--- Begin Data supplied ---

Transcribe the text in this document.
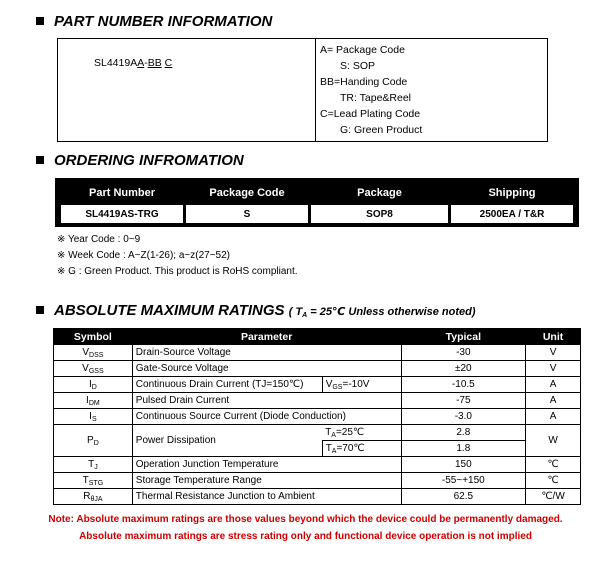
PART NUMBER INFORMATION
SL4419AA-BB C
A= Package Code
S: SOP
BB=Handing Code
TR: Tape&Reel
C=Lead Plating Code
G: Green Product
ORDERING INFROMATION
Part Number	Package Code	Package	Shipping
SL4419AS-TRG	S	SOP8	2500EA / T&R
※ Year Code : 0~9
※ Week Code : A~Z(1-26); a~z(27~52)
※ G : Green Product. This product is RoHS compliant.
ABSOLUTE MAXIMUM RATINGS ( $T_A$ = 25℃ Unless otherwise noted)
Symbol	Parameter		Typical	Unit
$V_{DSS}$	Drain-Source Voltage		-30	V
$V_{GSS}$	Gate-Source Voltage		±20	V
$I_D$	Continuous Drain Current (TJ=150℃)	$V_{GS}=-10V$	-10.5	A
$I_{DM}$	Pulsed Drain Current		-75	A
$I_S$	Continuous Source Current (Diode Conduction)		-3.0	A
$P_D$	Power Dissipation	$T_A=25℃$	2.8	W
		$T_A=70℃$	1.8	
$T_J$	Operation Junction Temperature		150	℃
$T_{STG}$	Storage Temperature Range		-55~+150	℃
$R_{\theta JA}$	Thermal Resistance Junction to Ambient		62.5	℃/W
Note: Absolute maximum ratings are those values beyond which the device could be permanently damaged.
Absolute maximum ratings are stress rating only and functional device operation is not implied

--- End Data supplied ---

◆ **Problem to work on**
Transcribe the whole listing exactly. Pictures are excluded.

◆ **Answer for the task**
Transcribe the text in this document.
PART NUMBER INFORMATION
SL4419AA-BB C
A= Package Code
S: SOP
BB=Handing Code
TR: Tape&Reel
C=Lead Plating Code
G: Green Product
ORDERING INFROMATION
Part Number	Package Code	Package	Shipping
SL4419AS-TRG	S	SOP8	2500EA / T&R
※ Year Code : 0~9
※ Week Code : A~Z(1-26); a~z(27~52)
※ G : Green Product. This product is RoHS compliant.
ABSOLUTE MAXIMUM RATINGS ( $T_A$ = 25℃ Unless otherwise noted)
Symbol	Parameter		Typical	Unit
$V_{DSS}$	Drain-Source Voltage		-30	V
$V_{GSS}$	Gate-Source Voltage		±20	V
$I_D$	Continuous Drain Current (TJ=150℃)	$V_{GS}=-10V$	-10.5	A
$I_{DM}$	Pulsed Drain Current		-75	A
$I_S$	Continuous Source Current (Diode Conduction)		-3.0	A
$P_D$	Power Dissipation	$T_A=25℃$	2.8	W
		$T_A=70℃$	1.8	
$T_J$	Operation Junction Temperature		150	℃
$T_{STG}$	Storage Temperature Range		-55~+150	℃
$R_{\theta JA}$	Thermal Resistance Junction to Ambient		62.5	℃/W
Note: Absolute maximum ratings are those values beyond which the device could be permanently damaged.
Absolute maximum ratings are stress rating only and functional device operation is not implied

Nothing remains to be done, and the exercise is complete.